• **To do**
Find all the lines with "screenshot" and gather them.

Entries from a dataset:
Begin

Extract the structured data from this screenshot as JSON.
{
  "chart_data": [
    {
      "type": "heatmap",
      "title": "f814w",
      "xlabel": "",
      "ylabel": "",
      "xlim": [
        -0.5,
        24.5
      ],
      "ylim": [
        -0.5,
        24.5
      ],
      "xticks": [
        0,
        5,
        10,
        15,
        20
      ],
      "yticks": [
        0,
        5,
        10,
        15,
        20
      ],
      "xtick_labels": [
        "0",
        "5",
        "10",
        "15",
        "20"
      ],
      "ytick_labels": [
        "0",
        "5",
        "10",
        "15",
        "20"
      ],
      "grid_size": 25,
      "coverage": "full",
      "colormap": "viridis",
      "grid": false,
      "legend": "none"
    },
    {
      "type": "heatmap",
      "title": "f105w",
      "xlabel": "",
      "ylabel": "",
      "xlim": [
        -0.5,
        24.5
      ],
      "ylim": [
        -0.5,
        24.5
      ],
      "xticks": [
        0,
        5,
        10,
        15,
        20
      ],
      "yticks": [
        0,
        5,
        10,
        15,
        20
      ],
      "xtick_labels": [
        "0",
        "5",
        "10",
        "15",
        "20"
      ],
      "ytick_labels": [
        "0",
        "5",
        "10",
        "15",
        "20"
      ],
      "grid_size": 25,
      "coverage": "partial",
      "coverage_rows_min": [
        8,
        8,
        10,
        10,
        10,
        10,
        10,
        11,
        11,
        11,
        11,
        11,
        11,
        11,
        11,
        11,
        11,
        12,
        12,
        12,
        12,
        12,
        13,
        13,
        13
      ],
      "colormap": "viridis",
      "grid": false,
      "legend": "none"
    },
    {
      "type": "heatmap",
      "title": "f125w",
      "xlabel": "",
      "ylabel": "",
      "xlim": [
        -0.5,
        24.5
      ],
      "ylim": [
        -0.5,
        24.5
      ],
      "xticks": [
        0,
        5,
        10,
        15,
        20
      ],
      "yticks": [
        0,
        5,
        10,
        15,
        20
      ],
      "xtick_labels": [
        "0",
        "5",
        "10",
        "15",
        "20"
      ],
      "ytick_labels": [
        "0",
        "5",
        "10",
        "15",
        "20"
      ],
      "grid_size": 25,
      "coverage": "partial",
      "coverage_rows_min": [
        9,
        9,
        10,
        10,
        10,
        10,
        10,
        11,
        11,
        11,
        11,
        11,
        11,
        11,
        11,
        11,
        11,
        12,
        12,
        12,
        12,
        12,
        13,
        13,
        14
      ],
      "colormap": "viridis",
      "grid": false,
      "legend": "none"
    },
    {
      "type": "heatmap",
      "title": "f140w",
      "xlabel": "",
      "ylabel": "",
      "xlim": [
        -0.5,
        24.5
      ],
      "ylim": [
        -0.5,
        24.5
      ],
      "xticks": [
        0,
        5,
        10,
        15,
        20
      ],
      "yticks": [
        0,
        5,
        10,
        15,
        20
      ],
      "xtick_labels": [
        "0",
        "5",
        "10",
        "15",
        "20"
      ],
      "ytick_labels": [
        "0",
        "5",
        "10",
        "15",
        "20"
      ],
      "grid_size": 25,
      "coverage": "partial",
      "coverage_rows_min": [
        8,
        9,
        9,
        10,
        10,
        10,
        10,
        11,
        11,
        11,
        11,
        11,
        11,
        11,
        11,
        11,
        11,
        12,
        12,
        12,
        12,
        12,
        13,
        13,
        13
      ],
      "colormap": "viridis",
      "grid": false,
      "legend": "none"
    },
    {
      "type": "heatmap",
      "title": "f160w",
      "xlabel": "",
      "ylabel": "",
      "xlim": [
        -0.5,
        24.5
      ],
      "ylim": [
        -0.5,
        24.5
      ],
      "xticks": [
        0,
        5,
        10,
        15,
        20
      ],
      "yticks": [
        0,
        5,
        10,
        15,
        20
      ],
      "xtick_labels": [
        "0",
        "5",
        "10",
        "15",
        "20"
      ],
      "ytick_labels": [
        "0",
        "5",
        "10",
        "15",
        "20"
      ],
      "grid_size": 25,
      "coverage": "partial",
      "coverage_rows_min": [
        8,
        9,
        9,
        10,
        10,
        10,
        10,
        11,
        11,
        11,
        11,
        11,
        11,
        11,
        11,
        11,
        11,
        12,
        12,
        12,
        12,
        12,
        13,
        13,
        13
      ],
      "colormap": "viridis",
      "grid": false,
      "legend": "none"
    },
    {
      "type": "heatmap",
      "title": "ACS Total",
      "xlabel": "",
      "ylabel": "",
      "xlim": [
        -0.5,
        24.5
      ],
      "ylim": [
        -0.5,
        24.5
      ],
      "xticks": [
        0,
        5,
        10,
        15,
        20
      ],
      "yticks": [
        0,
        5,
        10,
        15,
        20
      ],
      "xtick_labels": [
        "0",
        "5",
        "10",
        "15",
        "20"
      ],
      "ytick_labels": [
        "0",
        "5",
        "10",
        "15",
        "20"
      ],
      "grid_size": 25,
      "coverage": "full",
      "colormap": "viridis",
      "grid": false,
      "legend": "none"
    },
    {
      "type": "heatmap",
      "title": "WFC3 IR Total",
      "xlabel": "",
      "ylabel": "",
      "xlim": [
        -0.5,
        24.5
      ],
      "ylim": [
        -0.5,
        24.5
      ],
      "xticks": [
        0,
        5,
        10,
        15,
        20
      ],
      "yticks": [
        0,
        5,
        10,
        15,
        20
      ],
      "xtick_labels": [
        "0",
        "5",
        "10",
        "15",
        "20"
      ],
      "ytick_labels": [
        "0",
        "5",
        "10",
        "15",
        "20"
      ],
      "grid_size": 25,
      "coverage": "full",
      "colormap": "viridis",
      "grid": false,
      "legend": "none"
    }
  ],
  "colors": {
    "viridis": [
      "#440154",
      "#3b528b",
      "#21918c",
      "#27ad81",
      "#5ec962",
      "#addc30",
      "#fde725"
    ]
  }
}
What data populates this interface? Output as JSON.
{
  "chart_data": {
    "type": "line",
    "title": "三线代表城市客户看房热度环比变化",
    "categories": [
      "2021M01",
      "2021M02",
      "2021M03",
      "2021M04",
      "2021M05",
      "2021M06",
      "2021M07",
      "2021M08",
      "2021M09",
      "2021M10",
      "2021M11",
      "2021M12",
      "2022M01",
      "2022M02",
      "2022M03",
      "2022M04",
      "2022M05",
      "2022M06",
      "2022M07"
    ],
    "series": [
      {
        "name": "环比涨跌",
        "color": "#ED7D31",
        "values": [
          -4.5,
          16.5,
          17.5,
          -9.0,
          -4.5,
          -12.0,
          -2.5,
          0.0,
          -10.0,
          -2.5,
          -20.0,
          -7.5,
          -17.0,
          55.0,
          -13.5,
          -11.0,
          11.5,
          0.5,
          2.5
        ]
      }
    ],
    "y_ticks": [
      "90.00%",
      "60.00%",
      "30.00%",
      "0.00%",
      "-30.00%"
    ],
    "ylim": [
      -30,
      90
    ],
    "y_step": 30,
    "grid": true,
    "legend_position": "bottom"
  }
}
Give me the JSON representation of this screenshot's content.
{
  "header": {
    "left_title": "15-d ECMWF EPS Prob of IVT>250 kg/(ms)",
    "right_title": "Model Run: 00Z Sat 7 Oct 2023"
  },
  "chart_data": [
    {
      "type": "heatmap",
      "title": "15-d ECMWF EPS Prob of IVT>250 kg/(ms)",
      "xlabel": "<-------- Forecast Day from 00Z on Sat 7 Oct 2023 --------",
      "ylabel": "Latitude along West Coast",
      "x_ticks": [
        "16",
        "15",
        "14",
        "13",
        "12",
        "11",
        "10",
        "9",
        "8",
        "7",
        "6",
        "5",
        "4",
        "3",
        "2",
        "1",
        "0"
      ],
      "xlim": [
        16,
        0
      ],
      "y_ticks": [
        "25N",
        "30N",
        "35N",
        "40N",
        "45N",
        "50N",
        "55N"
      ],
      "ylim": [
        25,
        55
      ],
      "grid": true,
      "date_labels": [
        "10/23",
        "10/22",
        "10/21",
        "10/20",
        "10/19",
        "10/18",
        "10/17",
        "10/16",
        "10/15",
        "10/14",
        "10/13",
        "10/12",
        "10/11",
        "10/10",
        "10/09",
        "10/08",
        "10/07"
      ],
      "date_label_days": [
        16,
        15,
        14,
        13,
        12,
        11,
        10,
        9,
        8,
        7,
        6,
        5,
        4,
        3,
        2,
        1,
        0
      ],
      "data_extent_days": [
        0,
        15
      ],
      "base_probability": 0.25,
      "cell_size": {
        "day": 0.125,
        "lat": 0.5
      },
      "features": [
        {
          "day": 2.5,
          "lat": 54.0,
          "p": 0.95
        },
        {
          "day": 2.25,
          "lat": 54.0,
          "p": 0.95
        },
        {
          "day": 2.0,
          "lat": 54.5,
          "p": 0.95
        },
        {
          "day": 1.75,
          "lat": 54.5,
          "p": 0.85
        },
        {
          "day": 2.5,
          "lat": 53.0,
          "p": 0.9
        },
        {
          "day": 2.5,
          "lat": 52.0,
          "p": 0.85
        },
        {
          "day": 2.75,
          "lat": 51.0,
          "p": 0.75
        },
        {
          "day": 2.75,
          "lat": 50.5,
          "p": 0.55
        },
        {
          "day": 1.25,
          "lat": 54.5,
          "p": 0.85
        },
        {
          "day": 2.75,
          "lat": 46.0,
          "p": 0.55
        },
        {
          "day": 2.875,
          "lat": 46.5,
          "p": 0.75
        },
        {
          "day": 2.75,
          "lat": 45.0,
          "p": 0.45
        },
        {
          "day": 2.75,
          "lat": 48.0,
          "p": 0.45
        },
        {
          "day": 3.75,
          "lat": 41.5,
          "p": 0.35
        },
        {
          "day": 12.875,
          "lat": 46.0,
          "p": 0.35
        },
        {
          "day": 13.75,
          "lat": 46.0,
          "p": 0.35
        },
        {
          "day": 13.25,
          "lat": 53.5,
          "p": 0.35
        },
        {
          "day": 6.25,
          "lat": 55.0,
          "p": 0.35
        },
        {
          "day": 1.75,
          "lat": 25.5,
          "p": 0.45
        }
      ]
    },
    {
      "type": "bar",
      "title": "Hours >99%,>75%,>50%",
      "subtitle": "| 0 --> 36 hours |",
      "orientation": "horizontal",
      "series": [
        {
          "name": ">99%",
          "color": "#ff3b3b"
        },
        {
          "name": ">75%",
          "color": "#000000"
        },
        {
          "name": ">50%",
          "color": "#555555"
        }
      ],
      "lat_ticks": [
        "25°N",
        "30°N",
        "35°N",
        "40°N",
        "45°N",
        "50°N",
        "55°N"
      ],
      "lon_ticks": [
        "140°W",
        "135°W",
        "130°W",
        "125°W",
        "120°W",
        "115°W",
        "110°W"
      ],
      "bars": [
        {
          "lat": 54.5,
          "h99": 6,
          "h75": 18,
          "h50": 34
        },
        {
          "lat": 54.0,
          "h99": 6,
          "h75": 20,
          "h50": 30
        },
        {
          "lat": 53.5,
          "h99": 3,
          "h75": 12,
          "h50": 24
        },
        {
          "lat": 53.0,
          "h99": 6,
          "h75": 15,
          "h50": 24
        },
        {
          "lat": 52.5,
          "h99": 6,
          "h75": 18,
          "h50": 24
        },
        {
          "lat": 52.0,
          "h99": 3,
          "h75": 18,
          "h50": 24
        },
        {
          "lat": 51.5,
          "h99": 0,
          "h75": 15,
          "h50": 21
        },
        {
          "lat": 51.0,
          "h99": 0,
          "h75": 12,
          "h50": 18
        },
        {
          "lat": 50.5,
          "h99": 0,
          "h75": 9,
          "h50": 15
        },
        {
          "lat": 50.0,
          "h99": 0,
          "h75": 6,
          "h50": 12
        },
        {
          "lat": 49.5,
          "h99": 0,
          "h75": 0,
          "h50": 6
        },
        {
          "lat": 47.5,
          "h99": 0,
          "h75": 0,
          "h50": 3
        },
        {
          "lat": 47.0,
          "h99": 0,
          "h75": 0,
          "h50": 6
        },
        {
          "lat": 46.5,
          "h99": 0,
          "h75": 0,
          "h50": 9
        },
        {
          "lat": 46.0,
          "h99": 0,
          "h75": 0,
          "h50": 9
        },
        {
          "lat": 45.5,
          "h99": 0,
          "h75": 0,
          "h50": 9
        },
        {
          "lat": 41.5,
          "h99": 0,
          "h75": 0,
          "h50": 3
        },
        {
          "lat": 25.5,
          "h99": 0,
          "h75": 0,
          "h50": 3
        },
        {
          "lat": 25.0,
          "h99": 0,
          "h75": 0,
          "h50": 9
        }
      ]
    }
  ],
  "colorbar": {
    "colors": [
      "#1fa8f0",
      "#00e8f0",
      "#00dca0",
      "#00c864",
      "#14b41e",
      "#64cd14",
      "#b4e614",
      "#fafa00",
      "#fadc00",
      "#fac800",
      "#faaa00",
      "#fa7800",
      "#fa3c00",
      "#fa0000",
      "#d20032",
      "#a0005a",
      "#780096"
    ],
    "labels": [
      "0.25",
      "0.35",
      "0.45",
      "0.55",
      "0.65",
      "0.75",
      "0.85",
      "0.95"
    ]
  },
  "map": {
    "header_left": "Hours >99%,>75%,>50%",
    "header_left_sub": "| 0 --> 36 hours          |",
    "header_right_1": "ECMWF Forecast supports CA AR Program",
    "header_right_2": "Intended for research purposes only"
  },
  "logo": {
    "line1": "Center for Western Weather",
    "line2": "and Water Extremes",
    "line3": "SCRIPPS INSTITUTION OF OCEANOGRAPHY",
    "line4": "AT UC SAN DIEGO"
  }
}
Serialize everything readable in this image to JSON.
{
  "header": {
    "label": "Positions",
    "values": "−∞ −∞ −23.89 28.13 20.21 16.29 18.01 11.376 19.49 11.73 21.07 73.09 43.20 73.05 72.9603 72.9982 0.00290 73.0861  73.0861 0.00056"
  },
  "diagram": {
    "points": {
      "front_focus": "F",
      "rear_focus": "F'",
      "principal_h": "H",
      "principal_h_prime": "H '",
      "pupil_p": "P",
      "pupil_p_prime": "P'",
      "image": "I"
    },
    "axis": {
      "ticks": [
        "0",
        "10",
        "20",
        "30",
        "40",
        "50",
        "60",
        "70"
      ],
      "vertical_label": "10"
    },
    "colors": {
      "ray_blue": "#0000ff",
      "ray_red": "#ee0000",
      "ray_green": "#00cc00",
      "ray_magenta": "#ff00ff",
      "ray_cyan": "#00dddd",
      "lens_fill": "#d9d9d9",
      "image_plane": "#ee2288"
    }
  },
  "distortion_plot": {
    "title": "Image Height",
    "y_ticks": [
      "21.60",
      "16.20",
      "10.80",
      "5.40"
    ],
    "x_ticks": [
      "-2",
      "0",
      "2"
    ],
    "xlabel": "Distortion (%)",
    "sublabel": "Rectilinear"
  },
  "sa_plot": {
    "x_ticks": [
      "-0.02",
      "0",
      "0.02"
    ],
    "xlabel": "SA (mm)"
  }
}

End

• **Solution to the exercise**
Extract the structured data from this screenshot as JSON.
Give me the JSON representation of this screenshot's content.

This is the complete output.